EXERCISE OBJECTIVE:
Find the string "Meisterbetrieb" in the data, then copy every line where it is found.
┏━━
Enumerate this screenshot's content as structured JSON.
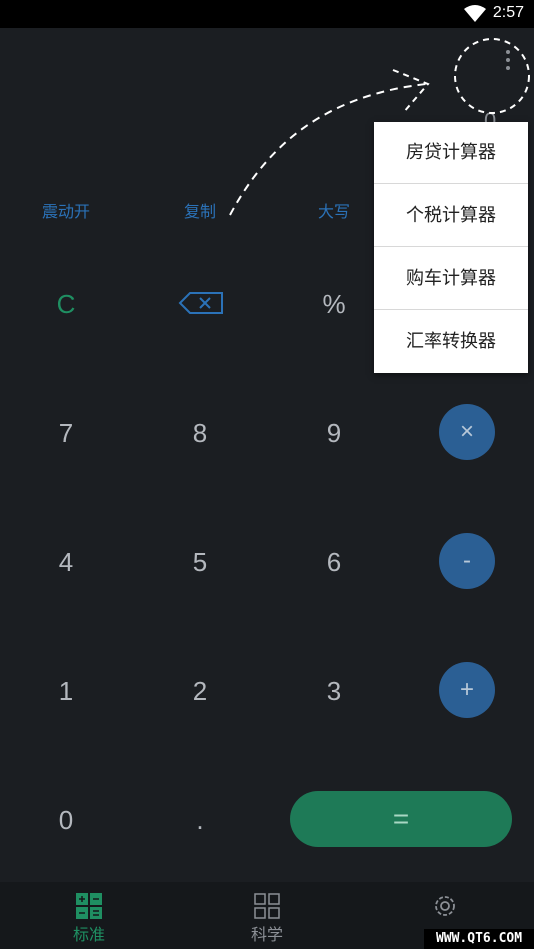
{
  "status_bar": {
    "time": "2:57",
    "wifi_icon": "wifi-icon"
  },
  "function_row": {
    "vibrate": "震动开",
    "copy": "复制",
    "uppercase": "大写"
  },
  "keypad": {
    "clear": "C",
    "backspace_icon": "backspace-icon",
    "percent": "%",
    "seven": "7",
    "eight": "8",
    "nine": "9",
    "multiply": "×",
    "four": "4",
    "five": "5",
    "six": "6",
    "minus": "-",
    "one": "1",
    "two": "2",
    "three": "3",
    "plus": "+",
    "zero": "0",
    "dot": ".",
    "equals": "="
  },
  "display_partial": "0",
  "overflow_menu": {
    "icon": "more-vert-icon",
    "items": [
      "房贷计算器",
      "个税计算器",
      "购车计算器",
      "汇率转换器"
    ]
  },
  "bottom_nav": {
    "items": [
      {
        "label": "标准",
        "icon": "standard-calculator-icon",
        "active": true
      },
      {
        "label": "科学",
        "icon": "scientific-calculator-icon",
        "active": false
      },
      {
        "label": "",
        "icon": "settings-icon",
        "active": false
      }
    ]
  },
  "watermark": "WWW.QT6.COM",
  "colors": {
    "background": "#1b1e22",
    "accent_green": "#1f8f62",
    "accent_blue": "#2b72b8",
    "operator_circle": "#2b5f94"
  }
}
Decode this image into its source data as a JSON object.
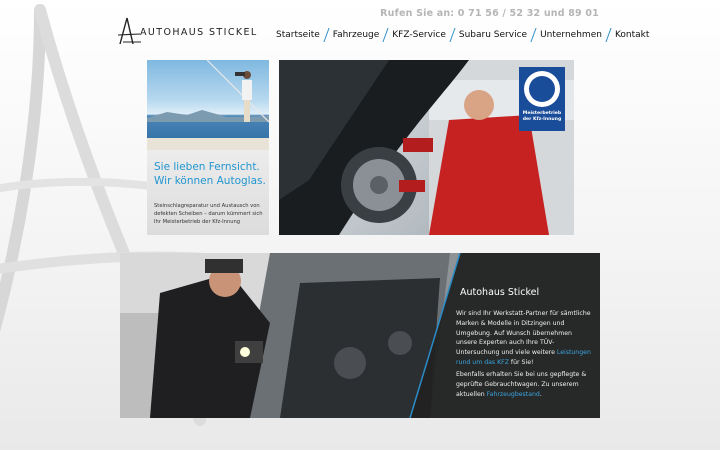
{
  "header": {
    "phone": "Rufen Sie an: 0 71 56 / 52 32 und 89 01",
    "logo_text": "AUTOHAUS STICKEL"
  },
  "nav": {
    "items": [
      {
        "label": "Startseite"
      },
      {
        "label": "Fahrzeuge"
      },
      {
        "label": "KFZ-Service"
      },
      {
        "label": "Subaru Service"
      },
      {
        "label": "Unternehmen"
      },
      {
        "label": "Kontakt"
      }
    ]
  },
  "teaser": {
    "headline_1": "Sie lieben Fernsicht.",
    "headline_2": "Wir können Autoglas.",
    "text": "Steinschlagreparatur und Austausch von defekten Scheiben – darum kümmert sich Ihr Meisterbetrieb der Kfz-Innung"
  },
  "badge": {
    "line1": "Meisterbetrieb",
    "line2": "der Kfz-Innung"
  },
  "panel": {
    "title": "Autohaus Stickel",
    "p1_text": "Wir sind Ihr Werkstatt-Partner für sämtliche Marken & Modelle in Ditzingen und Umgebung. Auf Wunsch übernehmen unsere Experten auch Ihre TÜV-Untersuchung und viele weitere ",
    "p1_link": "Leistungen rund um das KFZ",
    "p1_end": " für Sie!",
    "p2_text": "Ebenfalls erhalten Sie bei uns gepflegte & geprüfte Gebrauchtwagen. Zu unserem aktuellen ",
    "p2_link": "Fahrzeugbestand",
    "p2_end": "."
  },
  "colors": {
    "accent": "#2a8cc7",
    "link": "#3aa6e0",
    "badge": "#1a4d99"
  }
}
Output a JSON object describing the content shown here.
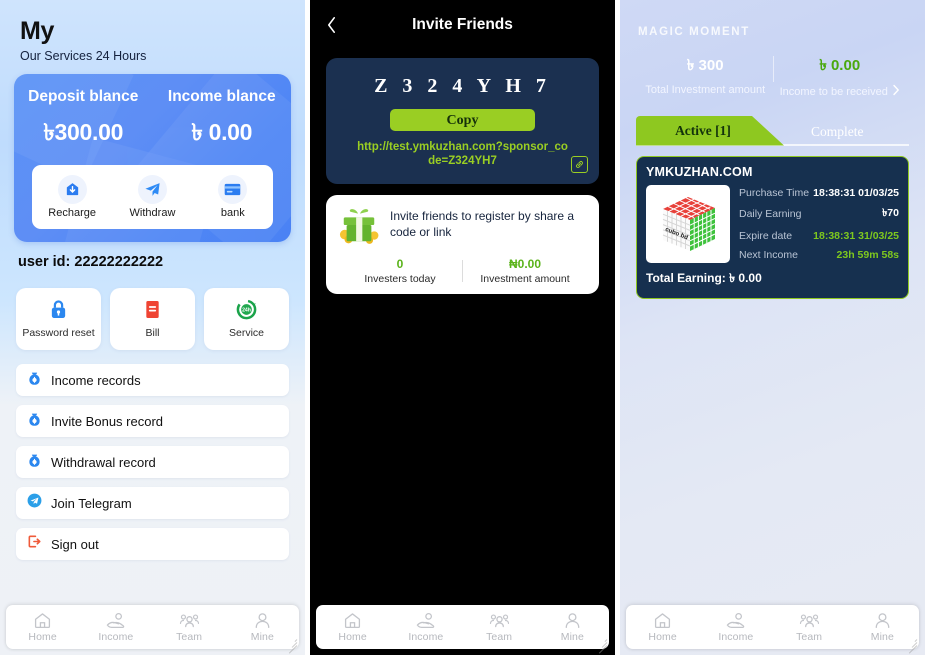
{
  "panel1": {
    "header": {
      "title": "My",
      "subtitle": "Our Services 24 Hours"
    },
    "balance_card": {
      "deposit_label": "Deposit blance",
      "deposit_value": "৳300.00",
      "income_label": "Income blance",
      "income_value": "৳ 0.00",
      "actions": [
        {
          "label": "Recharge",
          "icon": "recharge-icon"
        },
        {
          "label": "Withdraw",
          "icon": "withdraw-icon"
        },
        {
          "label": "bank",
          "icon": "bank-card-icon"
        }
      ]
    },
    "user_id": "user id: 22222222222",
    "quick_tiles": [
      {
        "label": "Password reset",
        "icon": "lock-icon"
      },
      {
        "label": "Bill",
        "icon": "bill-icon"
      },
      {
        "label": "Service",
        "icon": "service-24h-icon"
      }
    ],
    "rows": [
      {
        "label": "Income records",
        "icon": "money-bag-icon"
      },
      {
        "label": "Invite Bonus record",
        "icon": "money-bag-icon"
      },
      {
        "label": "Withdrawal record",
        "icon": "money-bag-icon"
      },
      {
        "label": "Join Telegram",
        "icon": "telegram-icon"
      },
      {
        "label": "Sign out",
        "icon": "sign-out-icon"
      }
    ]
  },
  "panel2": {
    "nav": {
      "title": "Invite Friends",
      "back_icon": "chevron-left-icon"
    },
    "code_card": {
      "code": "Z 3 2 4 Y H 7",
      "copy_label": "Copy",
      "link": "http://test.ymkuzhan.com?sponsor_code=Z324YH7",
      "link_icon": "link-icon"
    },
    "invite_card": {
      "gift_icon": "gift-box-icon",
      "text": "Invite friends to register by share a code or link",
      "stats": [
        {
          "value": "0",
          "label": "Investers today"
        },
        {
          "value": "₦0.00",
          "label": "Investment amount"
        }
      ]
    }
  },
  "panel3": {
    "magic": {
      "title": "MAGIC MOMENT",
      "total_investment_value": "৳ 300",
      "total_investment_label": "Total Investment amount",
      "income_value": "৳ 0.00",
      "income_label": "Income to be received",
      "chevron_icon": "chevron-right-icon"
    },
    "tabs": [
      {
        "label": "Active [1]",
        "active": true
      },
      {
        "label": "Complete",
        "active": false
      }
    ],
    "product": {
      "title": "YMKUZHAN.COM",
      "thumb_icon": "rubiks-cube-image",
      "specs": [
        {
          "key": "Purchase Time",
          "value": "18:38:31 01/03/25",
          "color": "white"
        },
        {
          "key": "Daily Earning",
          "value": "৳70",
          "color": "white"
        },
        {
          "key": "Expire date",
          "value": "18:38:31 31/03/25",
          "color": "green"
        },
        {
          "key": "Next Income",
          "value": "23h 59m 58s",
          "color": "green"
        }
      ],
      "total_earning": "Total Earning: ৳ 0.00"
    }
  },
  "tabbar": [
    {
      "label": "Home",
      "icon": "home-icon"
    },
    {
      "label": "Income",
      "icon": "income-hand-icon"
    },
    {
      "label": "Team",
      "icon": "team-icon"
    },
    {
      "label": "Mine",
      "icon": "person-icon"
    }
  ],
  "colors": {
    "accent_green": "#9ace23",
    "card_blue": "#5b93f6",
    "dark_navy": "#16304f",
    "black": "#000000"
  }
}
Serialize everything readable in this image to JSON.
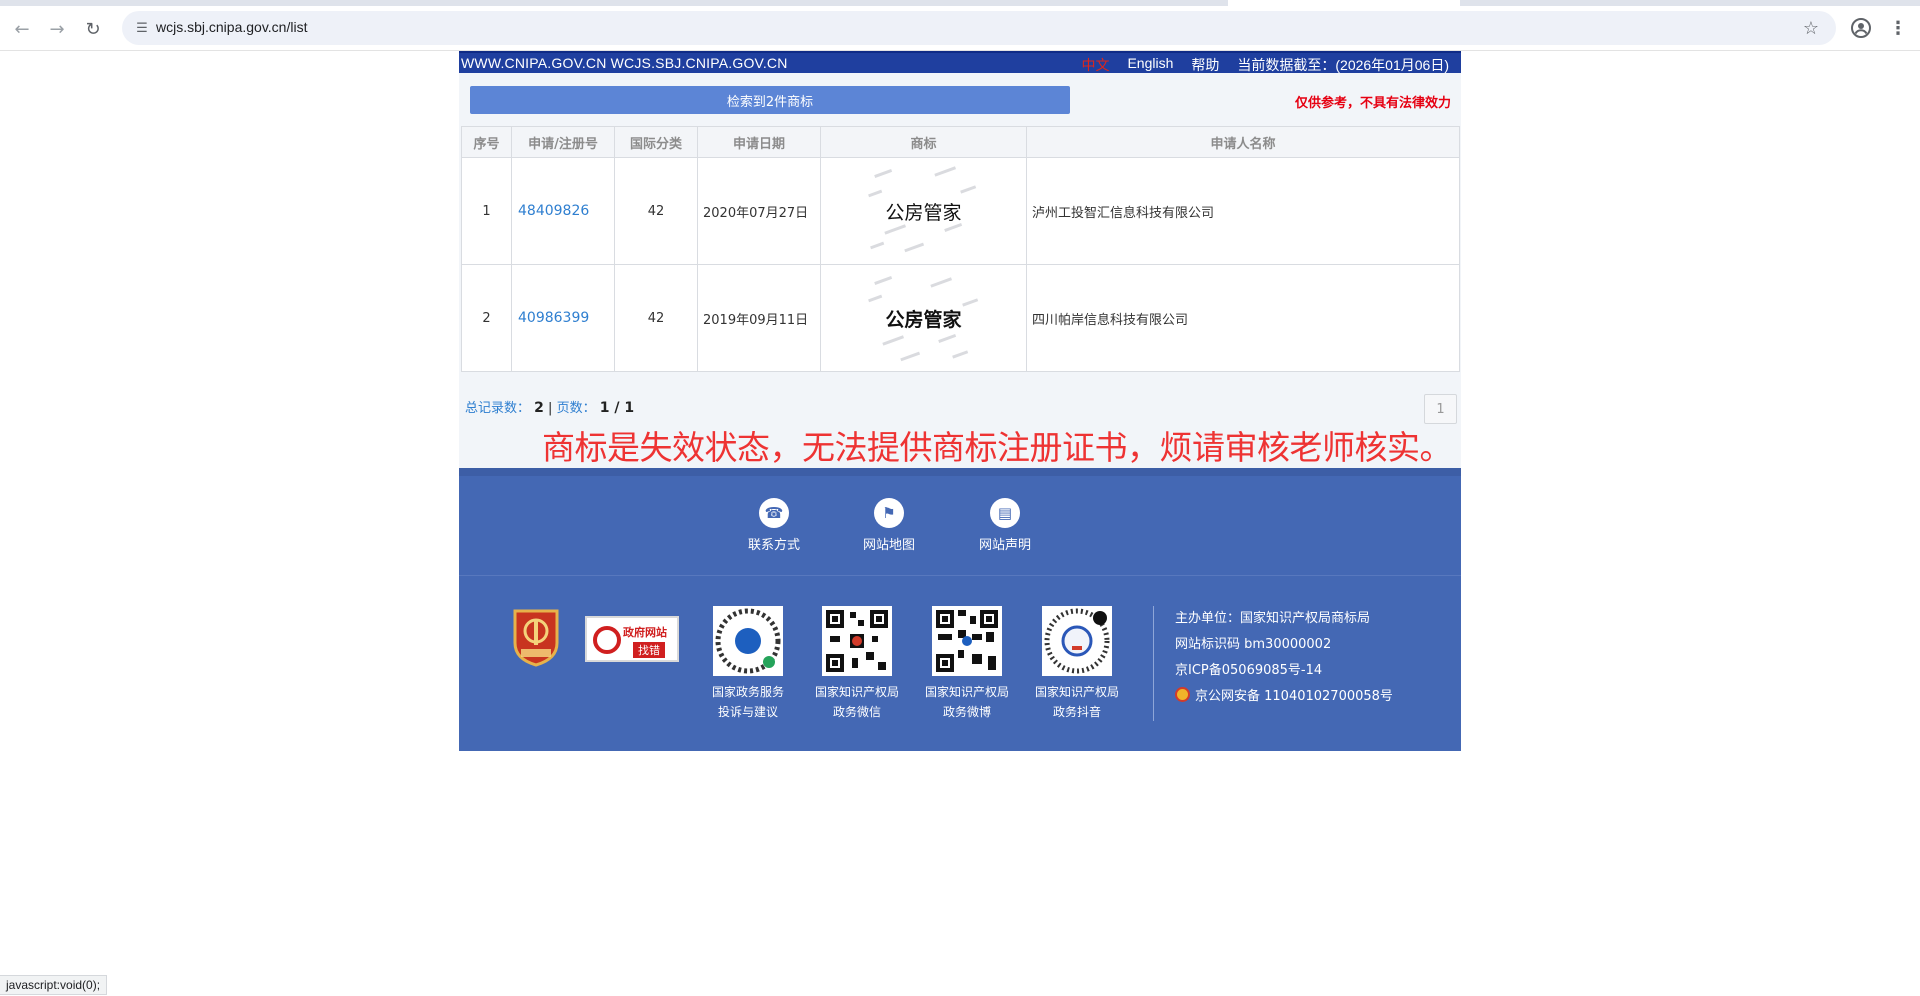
┗━━
RESULT OF THIS EXERCISE:
    "text": "Steinschlagreparatur und Austausch von defekten Scheiben – darum kümmert sich Ihr Meisterbetrieb der Kfz-Innung"
    "line1": "Meisterbetrieb",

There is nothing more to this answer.